Tujuan Tugas
Dalam dokumen sumber tentang Ruang Batik Vorstendlanden, apa yang harus dilakukan pembuat batik zaman dahulu sebelum bisa menemukan motif dan mulai membatik?

Dokumen Sumber
○ ○ ○ ○ ○ ○ ○

Ruang ketiga dari Kampung Kambang adalah Ruang Batik Vorstendlanden, yang memamerkan koleksi batik dari Kasultanan Yogyakarta (pada masa Sultan HB VII-IX) dan Surakarta (pada masa PB X-XII). Dahulu kain batik tidak diperkenankan untuk dipakai rakyat biasa, tetapi pa da masa Sultan HB IX beliau memperbolehkan rakyat biasa ikut mengenakan batik. Pemandu juga memberitahukan kepada kami makna filosofis di balik motif-motif batik yang dikenal sekarang. Mengingat pada jaman dahulu, pembuat batik harus berpuasa dan menunggu wangsit sebelum dapat menemukan motif dan mulai membatik.

○ ○ ○ ○ ○ ○ ○

Materi Tersimpan
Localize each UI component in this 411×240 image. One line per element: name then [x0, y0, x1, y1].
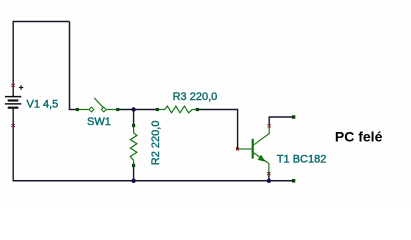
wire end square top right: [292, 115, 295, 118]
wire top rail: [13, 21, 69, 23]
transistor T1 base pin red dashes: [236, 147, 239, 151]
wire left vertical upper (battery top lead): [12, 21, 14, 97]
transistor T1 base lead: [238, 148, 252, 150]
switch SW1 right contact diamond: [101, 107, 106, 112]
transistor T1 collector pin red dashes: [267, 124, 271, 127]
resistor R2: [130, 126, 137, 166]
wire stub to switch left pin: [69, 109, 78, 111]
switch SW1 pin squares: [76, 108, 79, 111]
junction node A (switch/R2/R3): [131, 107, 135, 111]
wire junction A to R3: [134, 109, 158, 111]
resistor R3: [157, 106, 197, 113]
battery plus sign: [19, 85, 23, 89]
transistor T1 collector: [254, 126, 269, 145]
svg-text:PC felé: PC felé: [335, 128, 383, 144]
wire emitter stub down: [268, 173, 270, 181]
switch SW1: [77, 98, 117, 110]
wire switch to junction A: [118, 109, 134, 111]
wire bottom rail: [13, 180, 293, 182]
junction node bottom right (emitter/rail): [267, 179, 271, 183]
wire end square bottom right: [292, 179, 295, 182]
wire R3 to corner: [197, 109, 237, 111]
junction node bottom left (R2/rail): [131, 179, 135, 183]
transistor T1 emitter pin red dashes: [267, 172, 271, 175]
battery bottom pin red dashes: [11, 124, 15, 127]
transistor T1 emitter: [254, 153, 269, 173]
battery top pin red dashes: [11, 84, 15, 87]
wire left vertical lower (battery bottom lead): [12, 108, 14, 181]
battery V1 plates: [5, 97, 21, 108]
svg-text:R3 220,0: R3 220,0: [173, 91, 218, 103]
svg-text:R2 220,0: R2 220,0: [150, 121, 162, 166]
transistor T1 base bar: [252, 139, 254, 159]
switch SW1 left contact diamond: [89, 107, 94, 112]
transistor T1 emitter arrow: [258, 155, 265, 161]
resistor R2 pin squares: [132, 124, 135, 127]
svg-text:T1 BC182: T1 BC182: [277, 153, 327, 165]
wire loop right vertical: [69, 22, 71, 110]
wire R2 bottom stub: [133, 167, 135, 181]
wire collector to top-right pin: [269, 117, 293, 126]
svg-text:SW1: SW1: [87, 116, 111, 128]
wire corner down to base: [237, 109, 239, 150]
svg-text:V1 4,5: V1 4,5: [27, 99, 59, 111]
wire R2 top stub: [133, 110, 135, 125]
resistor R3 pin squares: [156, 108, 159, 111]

○ ○ ○ ○ ○ ○ ○

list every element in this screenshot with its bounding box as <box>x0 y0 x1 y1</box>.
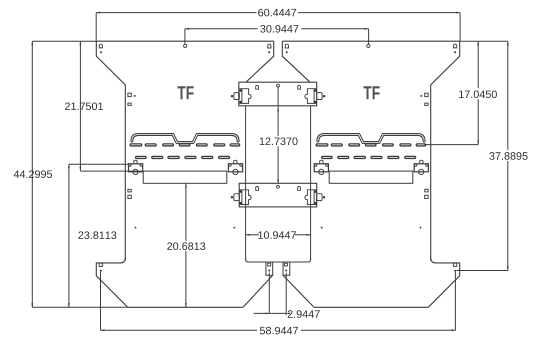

○ ○ ○ ○ ○ ○ ○

Jawaban Tugas
Mereka harus berpuasa dan menunggu wangsit.